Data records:
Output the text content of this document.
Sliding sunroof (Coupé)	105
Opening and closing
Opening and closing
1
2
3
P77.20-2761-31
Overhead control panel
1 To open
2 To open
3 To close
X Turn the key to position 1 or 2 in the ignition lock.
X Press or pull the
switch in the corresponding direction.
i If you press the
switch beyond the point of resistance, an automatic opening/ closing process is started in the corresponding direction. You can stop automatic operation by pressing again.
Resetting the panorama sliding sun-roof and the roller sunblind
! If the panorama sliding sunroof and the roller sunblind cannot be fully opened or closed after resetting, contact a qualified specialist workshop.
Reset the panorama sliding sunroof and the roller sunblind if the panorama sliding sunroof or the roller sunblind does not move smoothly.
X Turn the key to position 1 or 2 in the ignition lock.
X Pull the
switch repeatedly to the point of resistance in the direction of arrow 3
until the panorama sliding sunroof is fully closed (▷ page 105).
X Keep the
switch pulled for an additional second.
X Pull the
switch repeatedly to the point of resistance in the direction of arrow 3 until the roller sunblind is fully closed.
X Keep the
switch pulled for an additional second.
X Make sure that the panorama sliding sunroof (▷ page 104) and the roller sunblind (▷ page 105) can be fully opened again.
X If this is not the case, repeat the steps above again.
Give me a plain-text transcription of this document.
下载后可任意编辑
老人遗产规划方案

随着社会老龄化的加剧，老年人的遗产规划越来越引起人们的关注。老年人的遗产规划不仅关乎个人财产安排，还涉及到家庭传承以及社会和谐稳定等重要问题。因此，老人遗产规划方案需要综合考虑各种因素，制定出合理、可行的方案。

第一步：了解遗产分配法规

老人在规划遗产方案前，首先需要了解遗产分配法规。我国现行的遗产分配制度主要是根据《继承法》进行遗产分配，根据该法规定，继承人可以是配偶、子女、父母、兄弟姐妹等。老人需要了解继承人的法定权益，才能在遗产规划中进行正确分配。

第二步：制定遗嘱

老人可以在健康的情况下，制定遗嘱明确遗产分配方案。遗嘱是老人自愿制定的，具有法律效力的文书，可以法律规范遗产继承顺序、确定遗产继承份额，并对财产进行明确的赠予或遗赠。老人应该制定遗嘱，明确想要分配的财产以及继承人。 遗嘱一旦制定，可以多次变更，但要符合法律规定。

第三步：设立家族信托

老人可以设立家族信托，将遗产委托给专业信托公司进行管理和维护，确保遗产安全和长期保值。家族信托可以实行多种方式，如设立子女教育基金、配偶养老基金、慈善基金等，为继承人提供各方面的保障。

* _WHAT TO WORK ON_: Transcribe all the entries, keeping each one exactly as it is.

* _REPLY_:
Output the text content of this document.
Sliding sunroof (Coupé)	105
Opening and closing
Opening and closing
1
2
3
P77.20-2761-31
Overhead control panel
1 To open
2 To open
3 To close
X Turn the key to position 1 or 2 in the ignition lock.
X Press or pull the
switch in the corresponding direction.
i If you press the
switch beyond the point of resistance, an automatic opening/ closing process is started in the corresponding direction. You can stop automatic operation by pressing again.
Resetting the panorama sliding sun-roof and the roller sunblind
! If the panorama sliding sunroof and the roller sunblind cannot be fully opened or closed after resetting, contact a qualified specialist workshop.
Reset the panorama sliding sunroof and the roller sunblind if the panorama sliding sunroof or the roller sunblind does not move smoothly.
X Turn the key to position 1 or 2 in the ignition lock.
X Pull the
switch repeatedly to the point of resistance in the direction of arrow 3
until the panorama sliding sunroof is fully closed (▷ page 105).
X Keep the
switch pulled for an additional second.
X Pull the
switch repeatedly to the point of resistance in the direction of arrow 3 until the roller sunblind is fully closed.
X Keep the
switch pulled for an additional second.
X Make sure that the panorama sliding sunroof (▷ page 104) and the roller sunblind (▷ page 105) can be fully opened again.
X If this is not the case, repeat the steps above again.
Give me a plain-text transcription of this document.
下载后可任意编辑
老人遗产规划方案

随着社会老龄化的加剧，老年人的遗产规划越来越引起人们的关注。老年人的遗产规划不仅关乎个人财产安排，还涉及到家庭传承以及社会和谐稳定等重要问题。因此，老人遗产规划方案需要综合考虑各种因素，制定出合理、可行的方案。

第一步：了解遗产分配法规

老人在规划遗产方案前，首先需要了解遗产分配法规。我国现行的遗产分配制度主要是根据《继承法》进行遗产分配，根据该法规定，继承人可以是配偶、子女、父母、兄弟姐妹等。老人需要了解继承人的法定权益，才能在遗产规划中进行正确分配。

第二步：制定遗嘱

老人可以在健康的情况下，制定遗嘱明确遗产分配方案。遗嘱是老人自愿制定的，具有法律效力的文书，可以法律规范遗产继承顺序、确定遗产继承份额，并对财产进行明确的赠予或遗赠。老人应该制定遗嘱，明确想要分配的财产以及继承人。 遗嘱一旦制定，可以多次变更，但要符合法律规定。

第三步：设立家族信托

老人可以设立家族信托，将遗产委托给专业信托公司进行管理和维护，确保遗产安全和长期保值。家族信托可以实行多种方式，如设立子女教育基金、配偶养老基金、慈善基金等，为继承人提供各方面的保障。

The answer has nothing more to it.